**What needs to be done:** Pick out all lines of the entries that include the word "赤壁之战" and copy them.

**Extracted material:**
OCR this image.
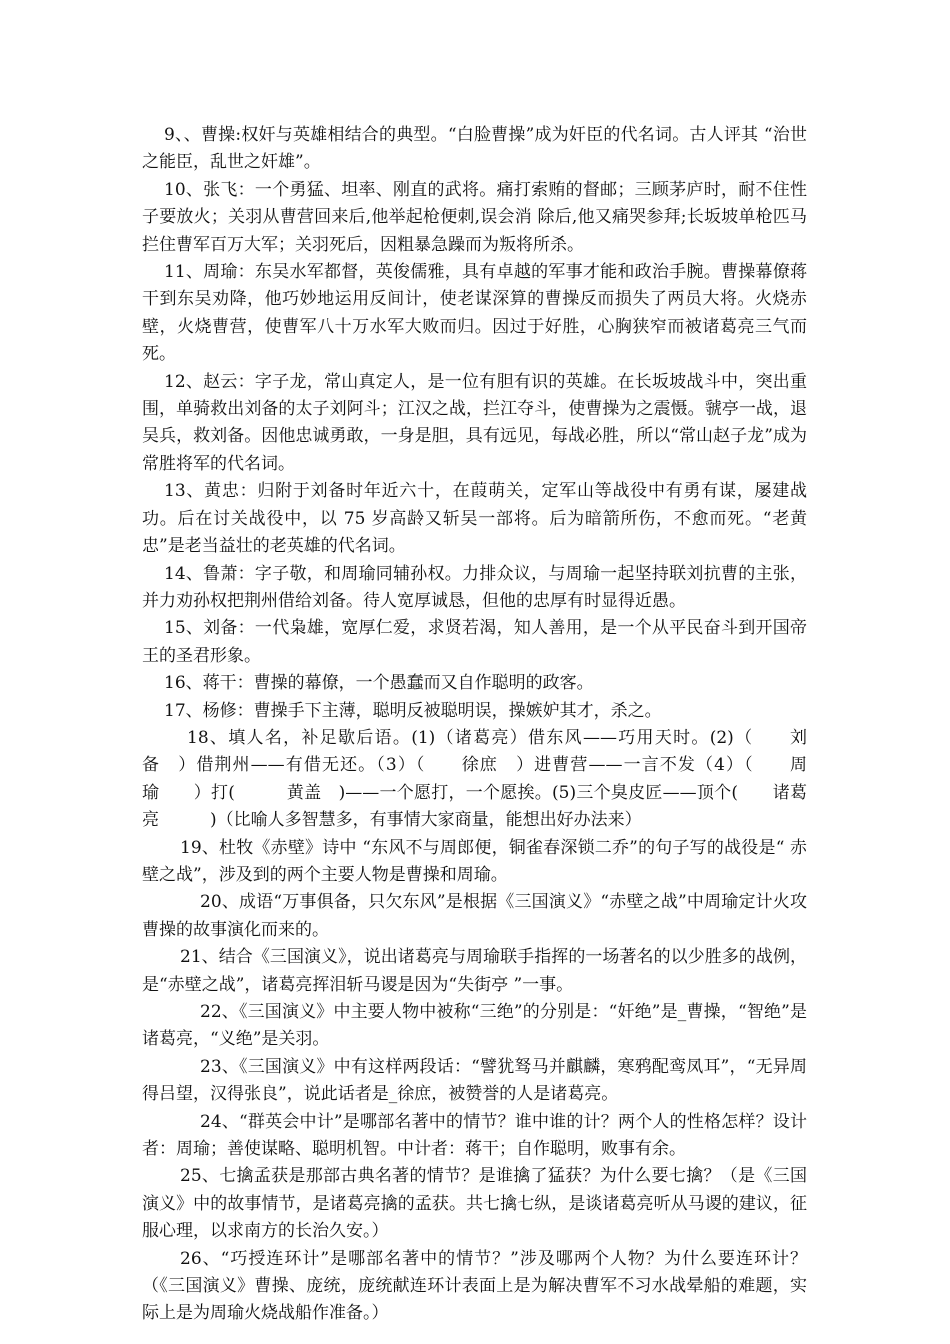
9、、曹操:权奸与英雄相结合的典型。“白脸曹操”成为奸臣的代名词。古人评其 “治世之能臣，乱世之奸雄”。

10、张飞：一个勇猛、坦率、刚直的武将。痛打索贿的督邮；三顾茅庐时，耐不住性子要放火；关羽从曹营回来后,他举起枪便刺,误会消 除后,他又痛哭参拜;长坂坡单枪匹马拦住曹军百万大军；关羽死后，因粗暴急躁而为叛将所杀。

11、周瑜：东吴水军都督，英俊儒雅，具有卓越的军事才能和政治手腕。曹操幕僚蒋干到东吴劝降，他巧妙地运用反间计，使老谋深算的曹操反而损失了两员大将。火烧赤壁，火烧曹营，使曹军八十万水军大败而归。因过于好胜，心胸狭窄而被诸葛亮三气而死。

12、赵云：字子龙，常山真定人，是一位有胆有识的英雄。在长坂坡战斗中，突出重围，单骑救出刘备的太子刘阿斗；江汉之战，拦江夺斗，使曹操为之震慑。虢亭一战，退吴兵，救刘备。因他忠诚勇敢，一身是胆，具有远见，每战必胜，所以“常山赵子龙”成为常胜将军的代名词。

13、黄忠：归附于刘备时年近六十，在葭萌关，定军山等战役中有勇有谋，屡建战功。后在讨关战役中，以 75 岁高龄又斩吴一部将。后为暗箭所伤，不愈而死。“老黄忠”是老当益壮的老英雄的代名词。

14、鲁萧：字子敬，和周瑜同辅孙权。力排众议，与周瑜一起坚持联刘抗曹的主张，并力劝孙权把荆州借给刘备。待人宽厚诚恳，但他的忠厚有时显得近愚。

15、刘备：一代枭雄，宽厚仁爱，求贤若渴，知人善用，是一个从平民奋斗到开国帝王的圣君形象。

16、蒋干：曹操的幕僚，一个愚蠢而又自作聪明的政客。

17、杨修：曹操手下主薄，聪明反被聪明误，操嫉妒其才，杀之。

18、填人名，补足歇后语。(1)（诸葛亮）借东风——巧用天时。(2)（　　刘备　）借荆州——有借无还。（3）（　　徐庶　）进曹营——一言不发（4）（　　周瑜　　）打(　　　黄盖　)——一个愿打，一个愿挨。(5)三个臭皮匠——顶个(　　诸葛亮　　　)（比喻人多智慧多，有事情大家商量，能想出好办法来）

19、杜牧《赤壁》诗中 “东风不与周郎便，铜雀春深锁二乔”的句子写的战役是“ 赤壁之战”，涉及到的两个主要人物是曹操和周瑜。

20、成语“万事俱备，只欠东风”是根据《三国演义》“赤壁之战”中周瑜定计火攻曹操的故事演化而来的。

21、结合《三国演义》，说出诸葛亮与周瑜联手指挥的一场著名的以少胜多的战例，是“赤壁之战”，诸葛亮挥泪斩马谡是因为“失街亭 ”一事。

22、《三国演义》中主要人物中被称“三绝”的分别是：“奸绝”是_曹操，“智绝”是诸葛亮，“义绝”是关羽。

23、《三国演义》中有这样两段话：“譬犹驽马并麒麟，寒鸦配鸾凤耳”，“无异周得吕望，汉得张良”，说此话者是_徐庶，被赞誉的人是诸葛亮。

24、“群英会中计”是哪部名著中的情节？谁中谁的计？两个人的性格怎样？设计者：周瑜；善使谋略、聪明机智。中计者：蒋干；自作聪明，败事有余。

25、七擒孟获是那部古典名著的情节？是谁擒了猛获？为什么要七擒？（是《三国演义》中的故事情节，是诸葛亮擒的孟获。共七擒七纵，是谈诸葛亮听从马谡的建议，征服心理，以求南方的长治久安。）

26、“巧授连环计”是哪部名著中的情节？”涉及哪两个人物？为什么要连环计？（《三国演义》曹操、庞统，庞统献连环计表面上是为解决曹军不习水战晕船的难题，实际上是为周瑜火烧战船作准备。）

**Written solution:**
19、杜牧《赤壁》诗中 “东风不与周郎便，铜雀春深锁二乔”的句子写的战役是“ 赤壁之战”，涉及到的两个主要人物是曹操和周瑜。
20、成语“万事俱备，只欠东风”是根据《三国演义》“赤壁之战”中周瑜定计火攻曹操的故事演化而来的。
21、结合《三国演义》，说出诸葛亮与周瑜联手指挥的一场著名的以少胜多的战例，是“赤壁之战”，诸葛亮挥泪斩马谡是因为“失街亭 ”一事。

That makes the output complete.